> _Instruction_: Restate the full set of records exactly, word for word.

> _Source material_:
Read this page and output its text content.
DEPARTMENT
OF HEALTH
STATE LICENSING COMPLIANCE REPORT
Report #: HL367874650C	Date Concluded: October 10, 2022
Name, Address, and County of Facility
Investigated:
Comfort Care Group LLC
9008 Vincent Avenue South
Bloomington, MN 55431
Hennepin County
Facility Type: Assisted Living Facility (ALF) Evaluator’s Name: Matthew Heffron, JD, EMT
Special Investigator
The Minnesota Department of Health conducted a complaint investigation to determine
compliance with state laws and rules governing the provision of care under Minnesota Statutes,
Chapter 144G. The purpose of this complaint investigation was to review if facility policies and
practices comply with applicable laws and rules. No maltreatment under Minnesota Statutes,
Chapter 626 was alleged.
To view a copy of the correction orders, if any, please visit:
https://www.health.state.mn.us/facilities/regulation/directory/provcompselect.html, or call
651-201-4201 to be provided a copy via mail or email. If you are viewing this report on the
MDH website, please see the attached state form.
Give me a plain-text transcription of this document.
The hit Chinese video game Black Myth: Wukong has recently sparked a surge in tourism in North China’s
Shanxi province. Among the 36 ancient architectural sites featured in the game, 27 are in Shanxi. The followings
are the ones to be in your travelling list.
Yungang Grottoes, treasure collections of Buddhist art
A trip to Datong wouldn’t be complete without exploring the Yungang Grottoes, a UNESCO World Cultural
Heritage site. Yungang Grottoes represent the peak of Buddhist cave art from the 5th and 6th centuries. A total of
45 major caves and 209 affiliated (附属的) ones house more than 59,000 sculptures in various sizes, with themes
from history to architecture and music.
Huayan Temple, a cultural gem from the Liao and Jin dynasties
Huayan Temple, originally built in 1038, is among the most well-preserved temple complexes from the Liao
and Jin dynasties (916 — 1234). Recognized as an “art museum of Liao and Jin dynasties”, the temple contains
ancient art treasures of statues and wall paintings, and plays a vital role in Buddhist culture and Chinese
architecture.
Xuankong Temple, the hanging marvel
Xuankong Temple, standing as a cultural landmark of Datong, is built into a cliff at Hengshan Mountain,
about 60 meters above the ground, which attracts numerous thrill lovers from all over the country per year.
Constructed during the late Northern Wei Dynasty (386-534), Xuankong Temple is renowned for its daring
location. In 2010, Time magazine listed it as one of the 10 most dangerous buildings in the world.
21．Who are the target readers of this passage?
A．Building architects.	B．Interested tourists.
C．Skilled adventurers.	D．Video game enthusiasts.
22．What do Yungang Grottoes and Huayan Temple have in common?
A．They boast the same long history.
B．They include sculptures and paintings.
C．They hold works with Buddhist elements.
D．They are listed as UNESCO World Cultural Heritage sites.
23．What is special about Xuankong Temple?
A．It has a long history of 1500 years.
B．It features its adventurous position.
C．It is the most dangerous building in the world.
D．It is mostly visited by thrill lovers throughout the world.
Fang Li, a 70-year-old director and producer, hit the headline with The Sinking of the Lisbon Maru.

> _Exercise output_:
Read this page and output its text content.
DEPARTMENT
OF HEALTH
STATE LICENSING COMPLIANCE REPORT
Report #: HL367874650C	Date Concluded: October 10, 2022
Name, Address, and County of Facility
Investigated:
Comfort Care Group LLC
9008 Vincent Avenue South
Bloomington, MN 55431
Hennepin County
Facility Type: Assisted Living Facility (ALF) Evaluator’s Name: Matthew Heffron, JD, EMT
Special Investigator
The Minnesota Department of Health conducted a complaint investigation to determine
compliance with state laws and rules governing the provision of care under Minnesota Statutes,
Chapter 144G. The purpose of this complaint investigation was to review if facility policies and
practices comply with applicable laws and rules. No maltreatment under Minnesota Statutes,
Chapter 626 was alleged.
To view a copy of the correction orders, if any, please visit:
https://www.health.state.mn.us/facilities/regulation/directory/provcompselect.html, or call
651-201-4201 to be provided a copy via mail or email. If you are viewing this report on the
MDH website, please see the attached state form.
Give me a plain-text transcription of this document.
The hit Chinese video game Black Myth: Wukong has recently sparked a surge in tourism in North China’s
Shanxi province. Among the 36 ancient architectural sites featured in the game, 27 are in Shanxi. The followings
are the ones to be in your travelling list.
Yungang Grottoes, treasure collections of Buddhist art
A trip to Datong wouldn’t be complete without exploring the Yungang Grottoes, a UNESCO World Cultural
Heritage site. Yungang Grottoes represent the peak of Buddhist cave art from the 5th and 6th centuries. A total of
45 major caves and 209 affiliated (附属的) ones house more than 59,000 sculptures in various sizes, with themes
from history to architecture and music.
Huayan Temple, a cultural gem from the Liao and Jin dynasties
Huayan Temple, originally built in 1038, is among the most well-preserved temple complexes from the Liao
and Jin dynasties (916 — 1234). Recognized as an “art museum of Liao and Jin dynasties”, the temple contains
ancient art treasures of statues and wall paintings, and plays a vital role in Buddhist culture and Chinese
architecture.
Xuankong Temple, the hanging marvel
Xuankong Temple, standing as a cultural landmark of Datong, is built into a cliff at Hengshan Mountain,
about 60 meters above the ground, which attracts numerous thrill lovers from all over the country per year.
Constructed during the late Northern Wei Dynasty (386-534), Xuankong Temple is renowned for its daring
location. In 2010, Time magazine listed it as one of the 10 most dangerous buildings in the world.
21．Who are the target readers of this passage?
A．Building architects.	B．Interested tourists.
C．Skilled adventurers.	D．Video game enthusiasts.
22．What do Yungang Grottoes and Huayan Temple have in common?
A．They boast the same long history.
B．They include sculptures and paintings.
C．They hold works with Buddhist elements.
D．They are listed as UNESCO World Cultural Heritage sites.
23．What is special about Xuankong Temple?
A．It has a long history of 1500 years.
B．It features its adventurous position.
C．It is the most dangerous building in the world.
D．It is mostly visited by thrill lovers throughout the world.
Fang Li, a 70-year-old director and producer, hit the headline with The Sinking of the Lisbon Maru.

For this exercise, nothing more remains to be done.